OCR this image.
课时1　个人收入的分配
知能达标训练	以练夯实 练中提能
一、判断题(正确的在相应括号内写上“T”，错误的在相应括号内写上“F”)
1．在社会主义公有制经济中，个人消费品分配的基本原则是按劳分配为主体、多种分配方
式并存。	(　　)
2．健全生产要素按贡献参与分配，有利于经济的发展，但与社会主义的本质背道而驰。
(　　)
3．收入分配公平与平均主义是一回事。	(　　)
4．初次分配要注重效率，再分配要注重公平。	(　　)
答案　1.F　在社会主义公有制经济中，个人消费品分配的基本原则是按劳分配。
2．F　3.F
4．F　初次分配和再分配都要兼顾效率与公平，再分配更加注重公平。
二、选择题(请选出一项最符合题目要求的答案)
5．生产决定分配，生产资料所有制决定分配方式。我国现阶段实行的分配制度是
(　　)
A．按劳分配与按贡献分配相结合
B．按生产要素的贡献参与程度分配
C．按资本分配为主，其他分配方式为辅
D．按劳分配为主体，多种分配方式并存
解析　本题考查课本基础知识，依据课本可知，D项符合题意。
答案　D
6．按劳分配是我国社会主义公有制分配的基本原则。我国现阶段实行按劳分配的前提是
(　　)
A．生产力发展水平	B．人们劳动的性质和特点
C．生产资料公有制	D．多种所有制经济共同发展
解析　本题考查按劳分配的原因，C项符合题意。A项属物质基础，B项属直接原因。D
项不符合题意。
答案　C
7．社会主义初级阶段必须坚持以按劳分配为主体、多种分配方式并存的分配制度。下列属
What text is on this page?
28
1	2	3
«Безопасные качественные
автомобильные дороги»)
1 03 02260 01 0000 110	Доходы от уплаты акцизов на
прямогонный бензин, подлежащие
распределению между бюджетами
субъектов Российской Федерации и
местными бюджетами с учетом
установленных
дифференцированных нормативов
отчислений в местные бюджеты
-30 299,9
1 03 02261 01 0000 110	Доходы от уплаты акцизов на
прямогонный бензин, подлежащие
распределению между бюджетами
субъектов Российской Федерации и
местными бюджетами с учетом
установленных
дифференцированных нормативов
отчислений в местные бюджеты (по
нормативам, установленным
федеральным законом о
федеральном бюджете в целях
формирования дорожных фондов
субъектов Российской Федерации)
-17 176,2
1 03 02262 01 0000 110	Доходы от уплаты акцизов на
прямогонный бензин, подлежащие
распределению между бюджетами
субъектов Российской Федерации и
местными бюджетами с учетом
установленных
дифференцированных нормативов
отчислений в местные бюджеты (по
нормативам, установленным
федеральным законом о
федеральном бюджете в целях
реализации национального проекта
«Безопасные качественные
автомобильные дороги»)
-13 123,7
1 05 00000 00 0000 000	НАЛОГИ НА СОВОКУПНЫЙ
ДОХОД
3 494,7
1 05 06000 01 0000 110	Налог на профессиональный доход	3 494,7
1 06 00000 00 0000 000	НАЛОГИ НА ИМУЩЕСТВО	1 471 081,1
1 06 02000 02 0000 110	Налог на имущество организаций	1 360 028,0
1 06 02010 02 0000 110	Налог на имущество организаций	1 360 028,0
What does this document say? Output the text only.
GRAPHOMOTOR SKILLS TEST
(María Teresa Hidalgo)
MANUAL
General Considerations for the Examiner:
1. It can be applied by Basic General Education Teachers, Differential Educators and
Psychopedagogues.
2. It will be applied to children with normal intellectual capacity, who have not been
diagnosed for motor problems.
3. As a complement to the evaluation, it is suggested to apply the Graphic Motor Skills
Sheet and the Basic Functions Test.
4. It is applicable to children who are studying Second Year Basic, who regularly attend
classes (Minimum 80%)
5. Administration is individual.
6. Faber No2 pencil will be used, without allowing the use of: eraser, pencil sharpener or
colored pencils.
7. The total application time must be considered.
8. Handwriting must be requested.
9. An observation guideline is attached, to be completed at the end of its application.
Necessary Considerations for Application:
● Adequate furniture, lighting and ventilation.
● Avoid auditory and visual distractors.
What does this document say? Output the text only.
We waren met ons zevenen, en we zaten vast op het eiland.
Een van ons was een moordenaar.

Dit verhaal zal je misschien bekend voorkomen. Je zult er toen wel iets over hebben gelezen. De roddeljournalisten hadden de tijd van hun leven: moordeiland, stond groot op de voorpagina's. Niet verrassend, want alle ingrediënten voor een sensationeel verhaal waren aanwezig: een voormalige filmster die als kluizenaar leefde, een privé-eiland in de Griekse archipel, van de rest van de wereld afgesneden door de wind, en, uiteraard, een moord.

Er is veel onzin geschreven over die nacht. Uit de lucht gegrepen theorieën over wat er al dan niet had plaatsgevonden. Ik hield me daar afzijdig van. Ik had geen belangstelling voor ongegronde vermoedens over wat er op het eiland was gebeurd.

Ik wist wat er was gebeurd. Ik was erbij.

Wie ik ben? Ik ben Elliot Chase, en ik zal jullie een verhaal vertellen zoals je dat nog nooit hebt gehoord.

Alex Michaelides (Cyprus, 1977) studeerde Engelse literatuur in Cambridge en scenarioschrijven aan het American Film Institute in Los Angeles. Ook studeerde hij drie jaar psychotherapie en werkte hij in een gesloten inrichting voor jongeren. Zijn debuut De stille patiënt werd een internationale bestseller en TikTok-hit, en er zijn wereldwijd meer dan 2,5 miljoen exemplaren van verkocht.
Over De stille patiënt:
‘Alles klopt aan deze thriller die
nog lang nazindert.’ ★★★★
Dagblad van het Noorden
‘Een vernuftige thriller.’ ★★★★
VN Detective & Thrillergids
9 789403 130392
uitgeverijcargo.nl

------------------------------------------------------------

### What you need to do:
In the listing, find every line containing the word "General" and list it.

### Response to the task:
General Considerations for the Examiner:
1. It can be applied by Basic General Education Teachers, Differential Educators and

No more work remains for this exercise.